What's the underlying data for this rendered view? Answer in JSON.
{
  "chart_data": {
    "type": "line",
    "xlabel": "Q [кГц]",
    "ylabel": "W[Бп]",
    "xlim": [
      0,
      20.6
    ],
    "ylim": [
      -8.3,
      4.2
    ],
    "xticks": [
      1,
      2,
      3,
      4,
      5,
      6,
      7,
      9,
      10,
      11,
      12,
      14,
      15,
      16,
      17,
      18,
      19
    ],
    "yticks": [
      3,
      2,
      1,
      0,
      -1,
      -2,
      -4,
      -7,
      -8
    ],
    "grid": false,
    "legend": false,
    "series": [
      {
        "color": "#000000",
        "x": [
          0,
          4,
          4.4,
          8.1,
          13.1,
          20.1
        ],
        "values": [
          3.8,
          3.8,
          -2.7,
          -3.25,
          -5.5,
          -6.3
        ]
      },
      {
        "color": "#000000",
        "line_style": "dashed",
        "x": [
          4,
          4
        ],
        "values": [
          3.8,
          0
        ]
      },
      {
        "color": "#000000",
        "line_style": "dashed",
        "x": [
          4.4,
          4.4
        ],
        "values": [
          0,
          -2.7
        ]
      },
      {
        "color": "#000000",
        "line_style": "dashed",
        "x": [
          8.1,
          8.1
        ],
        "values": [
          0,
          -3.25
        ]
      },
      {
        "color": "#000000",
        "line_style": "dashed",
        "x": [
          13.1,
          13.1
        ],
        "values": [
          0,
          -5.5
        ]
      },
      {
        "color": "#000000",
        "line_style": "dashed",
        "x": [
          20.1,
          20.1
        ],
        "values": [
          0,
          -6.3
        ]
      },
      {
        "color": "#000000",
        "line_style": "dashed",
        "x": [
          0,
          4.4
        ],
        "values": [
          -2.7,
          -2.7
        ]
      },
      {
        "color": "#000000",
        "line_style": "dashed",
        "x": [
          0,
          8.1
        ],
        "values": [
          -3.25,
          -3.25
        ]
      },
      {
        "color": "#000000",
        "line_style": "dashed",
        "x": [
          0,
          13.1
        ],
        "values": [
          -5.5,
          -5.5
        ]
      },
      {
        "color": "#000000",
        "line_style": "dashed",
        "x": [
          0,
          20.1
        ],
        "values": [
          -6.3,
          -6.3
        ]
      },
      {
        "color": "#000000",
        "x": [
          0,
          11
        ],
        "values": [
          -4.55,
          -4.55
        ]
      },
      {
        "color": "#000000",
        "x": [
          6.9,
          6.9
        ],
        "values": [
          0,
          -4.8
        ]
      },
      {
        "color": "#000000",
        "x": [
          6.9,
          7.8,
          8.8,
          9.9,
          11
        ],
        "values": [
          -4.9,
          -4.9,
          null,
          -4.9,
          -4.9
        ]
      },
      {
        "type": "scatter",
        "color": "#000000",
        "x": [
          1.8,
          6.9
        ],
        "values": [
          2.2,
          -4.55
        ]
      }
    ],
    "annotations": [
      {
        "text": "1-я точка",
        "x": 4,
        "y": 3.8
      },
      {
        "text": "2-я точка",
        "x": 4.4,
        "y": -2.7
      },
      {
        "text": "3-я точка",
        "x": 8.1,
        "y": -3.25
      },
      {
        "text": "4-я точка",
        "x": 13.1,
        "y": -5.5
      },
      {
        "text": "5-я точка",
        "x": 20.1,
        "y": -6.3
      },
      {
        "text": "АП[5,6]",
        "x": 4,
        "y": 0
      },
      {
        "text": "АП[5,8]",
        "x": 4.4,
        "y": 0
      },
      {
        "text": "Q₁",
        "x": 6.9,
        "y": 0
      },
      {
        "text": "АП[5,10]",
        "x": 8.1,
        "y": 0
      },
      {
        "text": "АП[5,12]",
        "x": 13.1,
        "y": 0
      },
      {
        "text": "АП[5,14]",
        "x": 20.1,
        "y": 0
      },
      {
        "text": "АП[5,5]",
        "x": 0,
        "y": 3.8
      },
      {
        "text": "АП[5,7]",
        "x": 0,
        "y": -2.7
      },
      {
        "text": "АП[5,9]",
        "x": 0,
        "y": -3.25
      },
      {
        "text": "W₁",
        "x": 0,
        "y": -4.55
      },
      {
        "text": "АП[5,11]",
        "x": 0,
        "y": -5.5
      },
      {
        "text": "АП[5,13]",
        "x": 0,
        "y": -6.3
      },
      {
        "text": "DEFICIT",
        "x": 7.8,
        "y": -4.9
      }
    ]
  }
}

===============

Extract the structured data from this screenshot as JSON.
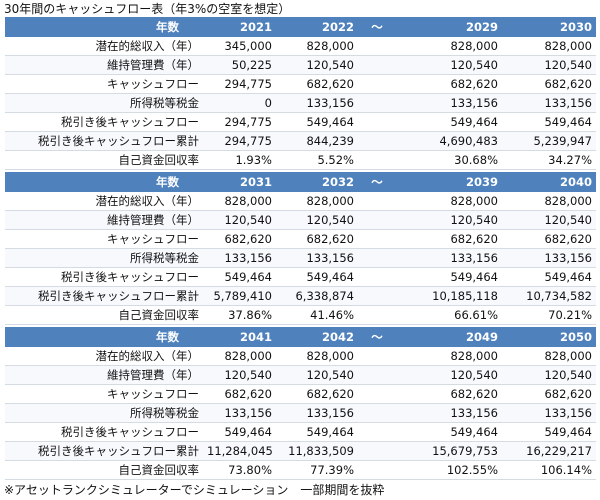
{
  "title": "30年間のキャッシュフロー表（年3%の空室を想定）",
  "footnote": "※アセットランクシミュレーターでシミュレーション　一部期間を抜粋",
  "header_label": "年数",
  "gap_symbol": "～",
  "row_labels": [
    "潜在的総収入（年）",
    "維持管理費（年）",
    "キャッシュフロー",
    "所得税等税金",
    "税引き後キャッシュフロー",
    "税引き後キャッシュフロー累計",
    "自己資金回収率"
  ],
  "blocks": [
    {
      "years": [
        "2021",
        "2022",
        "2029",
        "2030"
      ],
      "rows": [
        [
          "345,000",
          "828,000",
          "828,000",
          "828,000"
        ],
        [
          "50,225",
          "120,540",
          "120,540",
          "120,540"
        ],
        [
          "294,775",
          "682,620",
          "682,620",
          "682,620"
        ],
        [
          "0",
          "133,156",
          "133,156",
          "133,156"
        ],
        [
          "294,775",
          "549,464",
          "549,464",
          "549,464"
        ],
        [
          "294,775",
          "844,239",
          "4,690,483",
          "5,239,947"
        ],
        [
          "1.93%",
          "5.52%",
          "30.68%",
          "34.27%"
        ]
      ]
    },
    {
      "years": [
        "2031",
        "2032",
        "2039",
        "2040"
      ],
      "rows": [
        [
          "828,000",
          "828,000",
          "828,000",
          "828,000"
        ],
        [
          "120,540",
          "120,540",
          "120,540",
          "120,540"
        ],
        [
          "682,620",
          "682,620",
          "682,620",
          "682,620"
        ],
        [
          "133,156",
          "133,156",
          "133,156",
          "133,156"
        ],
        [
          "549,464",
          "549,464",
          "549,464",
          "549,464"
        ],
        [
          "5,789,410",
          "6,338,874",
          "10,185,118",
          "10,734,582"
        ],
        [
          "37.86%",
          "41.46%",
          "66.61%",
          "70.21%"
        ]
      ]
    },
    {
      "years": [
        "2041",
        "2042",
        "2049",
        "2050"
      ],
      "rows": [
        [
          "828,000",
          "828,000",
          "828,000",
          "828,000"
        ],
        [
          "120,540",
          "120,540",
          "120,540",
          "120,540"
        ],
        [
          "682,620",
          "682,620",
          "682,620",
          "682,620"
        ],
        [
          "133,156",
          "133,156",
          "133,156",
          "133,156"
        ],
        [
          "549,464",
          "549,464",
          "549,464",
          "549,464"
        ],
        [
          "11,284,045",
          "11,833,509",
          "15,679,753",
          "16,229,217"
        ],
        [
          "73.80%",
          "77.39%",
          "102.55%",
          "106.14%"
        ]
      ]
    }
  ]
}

===============

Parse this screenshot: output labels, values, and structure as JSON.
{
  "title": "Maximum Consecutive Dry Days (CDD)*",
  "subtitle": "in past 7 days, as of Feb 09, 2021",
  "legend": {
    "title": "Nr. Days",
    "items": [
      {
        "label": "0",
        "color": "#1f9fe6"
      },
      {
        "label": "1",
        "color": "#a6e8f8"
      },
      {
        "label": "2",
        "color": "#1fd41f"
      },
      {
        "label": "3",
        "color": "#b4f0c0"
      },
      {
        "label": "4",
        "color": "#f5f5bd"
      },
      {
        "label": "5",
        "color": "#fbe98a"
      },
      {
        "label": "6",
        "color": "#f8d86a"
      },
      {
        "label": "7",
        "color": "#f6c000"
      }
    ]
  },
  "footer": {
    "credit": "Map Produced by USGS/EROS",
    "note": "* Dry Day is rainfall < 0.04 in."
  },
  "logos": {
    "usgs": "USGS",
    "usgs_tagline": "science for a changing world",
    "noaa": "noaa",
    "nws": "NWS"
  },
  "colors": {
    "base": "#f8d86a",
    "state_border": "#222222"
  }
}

===============

Search the entries for the word "JSON", then list each line that holds it.

### [Solution below]
What's the underlying data for this rendered view? Answer in JSON.
Extract the structured data from this screenshot as JSON.
Parse this screenshot: output labels, values, and structure as JSON.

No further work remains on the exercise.